Show all lines holding "Humidity".

%%

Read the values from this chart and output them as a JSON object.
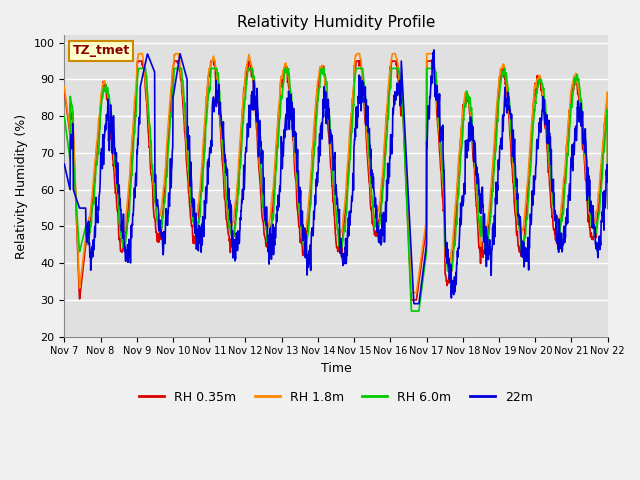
{
  "title": "Relativity Humidity Profile",
  "xlabel": "Time",
  "ylabel": "Relativity Humidity (%)",
  "ylim": [
    20,
    102
  ],
  "yticks": [
    20,
    30,
    40,
    50,
    60,
    70,
    80,
    90,
    100
  ],
  "annotation": "TZ_tmet",
  "legend": [
    "RH 0.35m",
    "RH 1.8m",
    "RH 6.0m",
    "22m"
  ],
  "line_colors": [
    "#dd0000",
    "#ff8800",
    "#00cc00",
    "#0000dd"
  ],
  "fig_color": "#f0f0f0",
  "plot_bg": "#e0e0e0",
  "grid_color": "#ffffff",
  "xtick_labels": [
    "Nov 7",
    "Nov 8",
    "Nov 9",
    "Nov 10",
    "Nov 11",
    "Nov 12",
    "Nov 13",
    "Nov 14",
    "Nov 15",
    "Nov 16",
    "Nov 17",
    "Nov 18",
    "Nov 19",
    "Nov 20",
    "Nov 21",
    "Nov 22"
  ],
  "num_days": 15,
  "pts_per_day": 144
}
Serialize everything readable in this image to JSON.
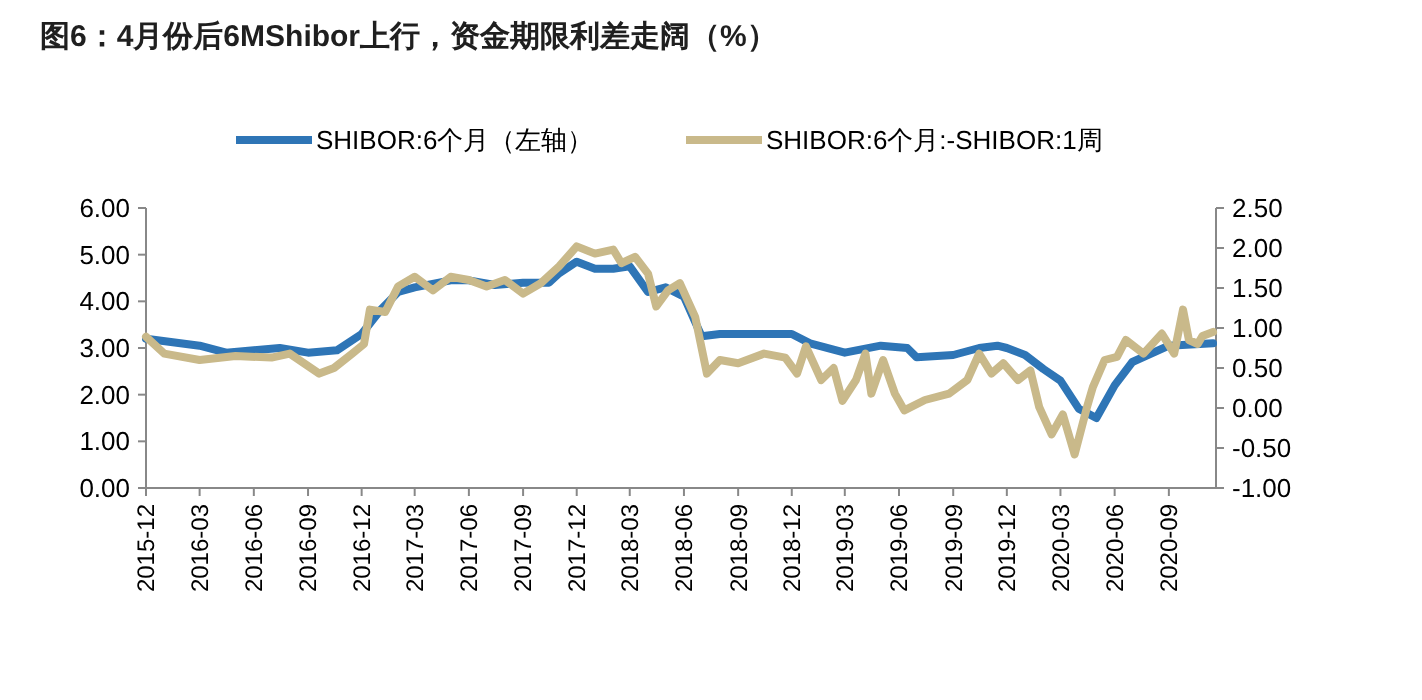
{
  "chart_data": {
    "type": "line",
    "title": "图6：4月份后6MShibor上行，资金期限利差走阔（%）",
    "legend": "top",
    "grid": false,
    "marker": "none",
    "line_style": "solid",
    "xlim": [
      "2015-12-01",
      "2020-11-20"
    ],
    "xticks": [
      {
        "value": "2015-12-01",
        "label": "2015-12"
      },
      {
        "value": "2016-03-01",
        "label": "2016-03"
      },
      {
        "value": "2016-06-01",
        "label": "2016-06"
      },
      {
        "value": "2016-09-01",
        "label": "2016-09"
      },
      {
        "value": "2016-12-01",
        "label": "2016-12"
      },
      {
        "value": "2017-03-01",
        "label": "2017-03"
      },
      {
        "value": "2017-06-01",
        "label": "2017-06"
      },
      {
        "value": "2017-09-01",
        "label": "2017-09"
      },
      {
        "value": "2017-12-01",
        "label": "2017-12"
      },
      {
        "value": "2018-03-01",
        "label": "2018-03"
      },
      {
        "value": "2018-06-01",
        "label": "2018-06"
      },
      {
        "value": "2018-09-01",
        "label": "2018-09"
      },
      {
        "value": "2018-12-01",
        "label": "2018-12"
      },
      {
        "value": "2019-03-01",
        "label": "2019-03"
      },
      {
        "value": "2019-06-01",
        "label": "2019-06"
      },
      {
        "value": "2019-09-01",
        "label": "2019-09"
      },
      {
        "value": "2019-12-01",
        "label": "2019-12"
      },
      {
        "value": "2020-03-01",
        "label": "2020-03"
      },
      {
        "value": "2020-06-01",
        "label": "2020-06"
      },
      {
        "value": "2020-09-01",
        "label": "2020-09"
      }
    ],
    "ylim": [
      0,
      6
    ],
    "yticks": [
      {
        "value": 0,
        "label": "0.00"
      },
      {
        "value": 1,
        "label": "1.00"
      },
      {
        "value": 2,
        "label": "2.00"
      },
      {
        "value": 3,
        "label": "3.00"
      },
      {
        "value": 4,
        "label": "4.00"
      },
      {
        "value": 5,
        "label": "5.00"
      },
      {
        "value": 6,
        "label": "6.00"
      }
    ],
    "y2lim": [
      -1,
      2.5
    ],
    "y2ticks": [
      {
        "value": -1,
        "label": "-1.00"
      },
      {
        "value": -0.5,
        "label": "-0.50"
      },
      {
        "value": 0,
        "label": "0.00"
      },
      {
        "value": 0.5,
        "label": "0.50"
      },
      {
        "value": 1,
        "label": "1.00"
      },
      {
        "value": 1.5,
        "label": "1.50"
      },
      {
        "value": 2,
        "label": "2.00"
      },
      {
        "value": 2.5,
        "label": "2.50"
      }
    ],
    "series": [
      {
        "name": "SHIBOR:6个月（左轴）",
        "color": "#2e75b6",
        "x": [
          "2015-12-01",
          "2016-03-01",
          "2016-04-15",
          "2016-06-01",
          "2016-07-15",
          "2016-09-01",
          "2016-10-20",
          "2016-12-01",
          "2017-01-01",
          "2017-02-01",
          "2017-03-01",
          "2017-05-01",
          "2017-06-01",
          "2017-07-15",
          "2017-09-01",
          "2017-10-15",
          "2017-11-01",
          "2017-12-01",
          "2018-01-01",
          "2018-02-01",
          "2018-03-01",
          "2018-04-01",
          "2018-05-01",
          "2018-06-01",
          "2018-07-01",
          "2018-08-01",
          "2018-12-01",
          "2019-01-01",
          "2019-03-01",
          "2019-05-01",
          "2019-06-15",
          "2019-07-01",
          "2019-09-01",
          "2019-10-15",
          "2019-11-15",
          "2019-12-01",
          "2020-01-01",
          "2020-02-01",
          "2020-03-01",
          "2020-04-01",
          "2020-05-01",
          "2020-06-01",
          "2020-07-01",
          "2020-09-01",
          "2020-11-15"
        ],
        "values": [
          3.2,
          3.05,
          2.9,
          2.95,
          3.0,
          2.9,
          2.95,
          3.3,
          3.8,
          4.2,
          4.3,
          4.45,
          4.45,
          4.35,
          4.4,
          4.4,
          4.6,
          4.85,
          4.7,
          4.7,
          4.75,
          4.2,
          4.3,
          4.1,
          3.25,
          3.3,
          3.3,
          3.1,
          2.9,
          3.05,
          3.0,
          2.8,
          2.85,
          3.0,
          3.05,
          3.0,
          2.85,
          2.55,
          2.3,
          1.7,
          1.5,
          2.2,
          2.7,
          3.05,
          3.1
        ]
      },
      {
        "name": "SHIBOR:6个月:-SHIBOR:1周",
        "color": "#c9b98a",
        "axis": "y2",
        "x": [
          "2015-12-01",
          "2016-01-01",
          "2016-03-01",
          "2016-05-01",
          "2016-07-01",
          "2016-08-01",
          "2016-09-20",
          "2016-10-15",
          "2016-11-15",
          "2016-12-05",
          "2016-12-15",
          "2017-01-10",
          "2017-02-01",
          "2017-03-01",
          "2017-04-01",
          "2017-05-01",
          "2017-06-01",
          "2017-07-01",
          "2017-08-01",
          "2017-09-01",
          "2017-10-01",
          "2017-11-01",
          "2017-12-01",
          "2018-01-01",
          "2018-02-01",
          "2018-02-15",
          "2018-03-10",
          "2018-04-01",
          "2018-04-15",
          "2018-05-05",
          "2018-05-25",
          "2018-06-20",
          "2018-07-10",
          "2018-08-01",
          "2018-09-01",
          "2018-10-15",
          "2018-11-20",
          "2018-12-10",
          "2018-12-25",
          "2019-01-20",
          "2019-02-10",
          "2019-02-25",
          "2019-03-20",
          "2019-04-05",
          "2019-04-15",
          "2019-05-05",
          "2019-05-25",
          "2019-06-10",
          "2019-07-15",
          "2019-08-25",
          "2019-09-25",
          "2019-10-15",
          "2019-11-05",
          "2019-11-25",
          "2019-12-20",
          "2020-01-10",
          "2020-01-25",
          "2020-02-15",
          "2020-03-05",
          "2020-03-25",
          "2020-04-15",
          "2020-04-25",
          "2020-05-15",
          "2020-06-05",
          "2020-06-20",
          "2020-07-20",
          "2020-08-20",
          "2020-09-10",
          "2020-09-25",
          "2020-10-05",
          "2020-10-20",
          "2020-10-28",
          "2020-11-15"
        ],
        "values": [
          0.89,
          0.68,
          0.6,
          0.65,
          0.63,
          0.68,
          0.43,
          0.5,
          0.68,
          0.8,
          1.23,
          1.2,
          1.52,
          1.64,
          1.47,
          1.64,
          1.6,
          1.52,
          1.6,
          1.43,
          1.56,
          1.77,
          2.02,
          1.93,
          1.98,
          1.81,
          1.89,
          1.68,
          1.27,
          1.47,
          1.56,
          1.14,
          0.43,
          0.6,
          0.56,
          0.68,
          0.63,
          0.43,
          0.77,
          0.35,
          0.5,
          0.09,
          0.35,
          0.68,
          0.18,
          0.6,
          0.18,
          -0.03,
          0.1,
          0.18,
          0.35,
          0.68,
          0.43,
          0.56,
          0.35,
          0.47,
          0.01,
          -0.33,
          -0.08,
          -0.58,
          0.01,
          0.26,
          0.6,
          0.64,
          0.85,
          0.68,
          0.93,
          0.68,
          1.23,
          0.85,
          0.8,
          0.9,
          0.95
        ]
      }
    ]
  }
}
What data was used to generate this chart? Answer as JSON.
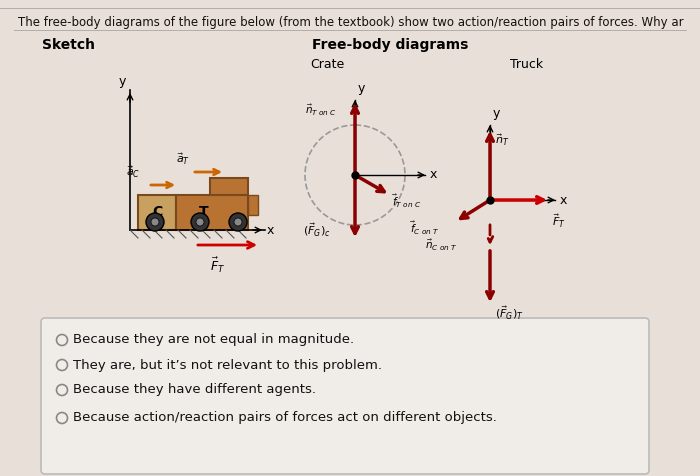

%%

**Answer to the exercise:**
  "title": "Relativity Humidity Profile",
  "ylabel": "Relativity Humidity (%)",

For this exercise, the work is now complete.